(Dataset excerpts):
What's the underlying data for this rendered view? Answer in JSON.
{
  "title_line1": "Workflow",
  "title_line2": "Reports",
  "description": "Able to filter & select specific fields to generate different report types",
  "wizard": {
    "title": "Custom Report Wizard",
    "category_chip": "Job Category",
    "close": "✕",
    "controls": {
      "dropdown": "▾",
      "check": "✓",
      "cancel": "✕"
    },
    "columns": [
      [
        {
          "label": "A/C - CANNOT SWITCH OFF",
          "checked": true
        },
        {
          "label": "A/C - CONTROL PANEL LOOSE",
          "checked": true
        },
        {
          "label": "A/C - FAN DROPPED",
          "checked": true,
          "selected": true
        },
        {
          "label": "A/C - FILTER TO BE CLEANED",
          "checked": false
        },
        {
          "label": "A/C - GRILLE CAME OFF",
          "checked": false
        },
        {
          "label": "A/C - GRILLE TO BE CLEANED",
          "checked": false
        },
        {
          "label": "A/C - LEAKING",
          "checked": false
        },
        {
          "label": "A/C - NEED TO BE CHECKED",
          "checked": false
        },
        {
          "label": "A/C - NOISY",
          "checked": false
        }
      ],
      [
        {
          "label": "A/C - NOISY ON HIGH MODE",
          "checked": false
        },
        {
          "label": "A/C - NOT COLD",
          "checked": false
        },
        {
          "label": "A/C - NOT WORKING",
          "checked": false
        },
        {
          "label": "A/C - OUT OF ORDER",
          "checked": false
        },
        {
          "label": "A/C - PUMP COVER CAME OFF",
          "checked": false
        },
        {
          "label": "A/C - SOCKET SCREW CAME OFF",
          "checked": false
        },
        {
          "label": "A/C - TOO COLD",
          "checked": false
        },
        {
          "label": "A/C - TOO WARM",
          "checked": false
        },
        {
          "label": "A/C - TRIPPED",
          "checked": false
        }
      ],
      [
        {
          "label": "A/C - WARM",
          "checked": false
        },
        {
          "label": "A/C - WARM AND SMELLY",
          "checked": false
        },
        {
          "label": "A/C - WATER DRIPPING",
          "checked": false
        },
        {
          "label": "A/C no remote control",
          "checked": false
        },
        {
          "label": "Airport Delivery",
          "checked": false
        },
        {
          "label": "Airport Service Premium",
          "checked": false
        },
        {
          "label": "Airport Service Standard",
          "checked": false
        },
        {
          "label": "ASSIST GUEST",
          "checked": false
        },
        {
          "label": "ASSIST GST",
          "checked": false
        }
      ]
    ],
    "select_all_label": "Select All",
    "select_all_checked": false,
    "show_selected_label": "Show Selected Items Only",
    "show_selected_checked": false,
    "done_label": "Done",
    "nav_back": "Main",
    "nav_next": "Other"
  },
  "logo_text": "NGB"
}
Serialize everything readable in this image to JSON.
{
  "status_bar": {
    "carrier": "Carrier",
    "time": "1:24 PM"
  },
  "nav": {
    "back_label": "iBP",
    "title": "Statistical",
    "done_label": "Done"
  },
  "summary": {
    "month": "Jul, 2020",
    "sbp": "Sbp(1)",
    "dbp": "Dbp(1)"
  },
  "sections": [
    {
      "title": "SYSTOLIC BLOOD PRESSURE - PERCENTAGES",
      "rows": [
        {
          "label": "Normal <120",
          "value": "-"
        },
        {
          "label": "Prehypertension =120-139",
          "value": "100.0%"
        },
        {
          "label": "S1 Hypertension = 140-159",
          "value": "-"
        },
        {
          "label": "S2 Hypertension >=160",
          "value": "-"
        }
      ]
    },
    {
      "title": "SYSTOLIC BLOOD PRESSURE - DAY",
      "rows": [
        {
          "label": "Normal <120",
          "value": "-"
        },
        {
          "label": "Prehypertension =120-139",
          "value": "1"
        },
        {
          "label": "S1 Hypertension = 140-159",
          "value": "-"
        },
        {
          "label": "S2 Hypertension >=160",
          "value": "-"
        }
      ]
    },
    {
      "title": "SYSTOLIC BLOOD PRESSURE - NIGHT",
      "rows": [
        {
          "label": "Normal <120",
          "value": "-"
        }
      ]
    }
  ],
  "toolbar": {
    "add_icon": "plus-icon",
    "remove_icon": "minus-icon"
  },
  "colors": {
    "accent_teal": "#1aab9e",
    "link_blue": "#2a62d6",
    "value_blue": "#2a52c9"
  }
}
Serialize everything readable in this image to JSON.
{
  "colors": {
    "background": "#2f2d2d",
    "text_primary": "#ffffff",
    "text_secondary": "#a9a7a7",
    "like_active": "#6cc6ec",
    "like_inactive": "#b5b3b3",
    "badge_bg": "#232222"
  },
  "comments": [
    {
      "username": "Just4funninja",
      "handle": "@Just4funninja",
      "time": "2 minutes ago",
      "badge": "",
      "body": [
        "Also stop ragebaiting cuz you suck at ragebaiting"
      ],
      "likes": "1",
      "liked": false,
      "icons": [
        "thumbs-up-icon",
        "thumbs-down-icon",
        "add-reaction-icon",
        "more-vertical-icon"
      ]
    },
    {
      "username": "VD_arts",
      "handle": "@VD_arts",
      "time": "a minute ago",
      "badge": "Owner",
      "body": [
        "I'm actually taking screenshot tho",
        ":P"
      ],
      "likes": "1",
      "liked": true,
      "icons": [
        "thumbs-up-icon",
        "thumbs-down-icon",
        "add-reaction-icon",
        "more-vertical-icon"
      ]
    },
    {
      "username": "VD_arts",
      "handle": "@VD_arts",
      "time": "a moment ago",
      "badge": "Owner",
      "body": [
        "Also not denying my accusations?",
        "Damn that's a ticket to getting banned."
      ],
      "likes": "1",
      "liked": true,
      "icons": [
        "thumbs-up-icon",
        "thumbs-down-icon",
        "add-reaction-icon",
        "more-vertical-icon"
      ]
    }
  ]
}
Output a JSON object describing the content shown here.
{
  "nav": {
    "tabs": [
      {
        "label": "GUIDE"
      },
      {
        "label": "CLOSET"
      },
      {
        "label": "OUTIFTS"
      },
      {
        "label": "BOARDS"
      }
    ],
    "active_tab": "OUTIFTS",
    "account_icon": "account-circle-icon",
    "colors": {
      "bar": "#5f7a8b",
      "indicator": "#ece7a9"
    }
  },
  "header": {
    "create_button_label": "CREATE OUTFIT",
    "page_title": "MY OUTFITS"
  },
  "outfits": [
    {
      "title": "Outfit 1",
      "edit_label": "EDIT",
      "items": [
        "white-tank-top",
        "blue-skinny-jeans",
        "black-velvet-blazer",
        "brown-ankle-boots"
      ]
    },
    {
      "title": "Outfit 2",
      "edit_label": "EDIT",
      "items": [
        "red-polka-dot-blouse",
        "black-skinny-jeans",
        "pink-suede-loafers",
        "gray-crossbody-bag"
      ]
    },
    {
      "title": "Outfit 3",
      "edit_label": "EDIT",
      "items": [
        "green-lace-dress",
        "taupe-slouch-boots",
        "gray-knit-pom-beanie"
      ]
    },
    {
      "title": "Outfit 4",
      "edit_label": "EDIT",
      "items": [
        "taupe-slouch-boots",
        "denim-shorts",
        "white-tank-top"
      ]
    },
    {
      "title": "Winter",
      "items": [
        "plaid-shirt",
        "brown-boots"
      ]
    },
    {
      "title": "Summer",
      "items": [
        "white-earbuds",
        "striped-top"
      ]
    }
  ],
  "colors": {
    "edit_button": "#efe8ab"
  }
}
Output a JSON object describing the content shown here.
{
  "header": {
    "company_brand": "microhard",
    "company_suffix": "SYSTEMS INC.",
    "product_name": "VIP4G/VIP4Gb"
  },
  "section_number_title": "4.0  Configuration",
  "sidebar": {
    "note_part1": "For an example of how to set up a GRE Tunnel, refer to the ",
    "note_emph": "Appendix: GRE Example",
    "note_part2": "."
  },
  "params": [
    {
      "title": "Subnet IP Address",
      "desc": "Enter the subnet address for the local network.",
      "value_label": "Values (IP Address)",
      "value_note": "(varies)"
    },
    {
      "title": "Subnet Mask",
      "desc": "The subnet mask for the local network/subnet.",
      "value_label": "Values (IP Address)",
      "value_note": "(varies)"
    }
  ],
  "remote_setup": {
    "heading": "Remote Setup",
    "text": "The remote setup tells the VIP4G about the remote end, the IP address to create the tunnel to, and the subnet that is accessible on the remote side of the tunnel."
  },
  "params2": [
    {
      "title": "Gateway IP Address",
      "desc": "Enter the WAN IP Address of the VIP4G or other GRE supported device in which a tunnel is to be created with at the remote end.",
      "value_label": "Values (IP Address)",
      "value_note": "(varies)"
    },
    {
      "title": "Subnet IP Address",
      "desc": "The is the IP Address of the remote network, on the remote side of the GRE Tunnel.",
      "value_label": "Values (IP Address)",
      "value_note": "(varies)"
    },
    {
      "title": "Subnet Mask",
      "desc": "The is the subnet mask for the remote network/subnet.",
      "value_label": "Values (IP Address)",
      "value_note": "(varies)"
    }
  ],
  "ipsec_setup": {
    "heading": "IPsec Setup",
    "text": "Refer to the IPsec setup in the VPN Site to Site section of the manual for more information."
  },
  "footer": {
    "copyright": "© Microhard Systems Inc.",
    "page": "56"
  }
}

(Objective): In the records above, find each line holding "network" and copy it.

(Full solution):
      "desc": "Enter the subnet address for the local network.",
      "desc": "The subnet mask for the local network/subnet.",
      "desc": "The is the IP Address of the remote network, on the remote side of the GRE Tunnel.",
      "desc": "The is the subnet mask for the remote network/subnet.",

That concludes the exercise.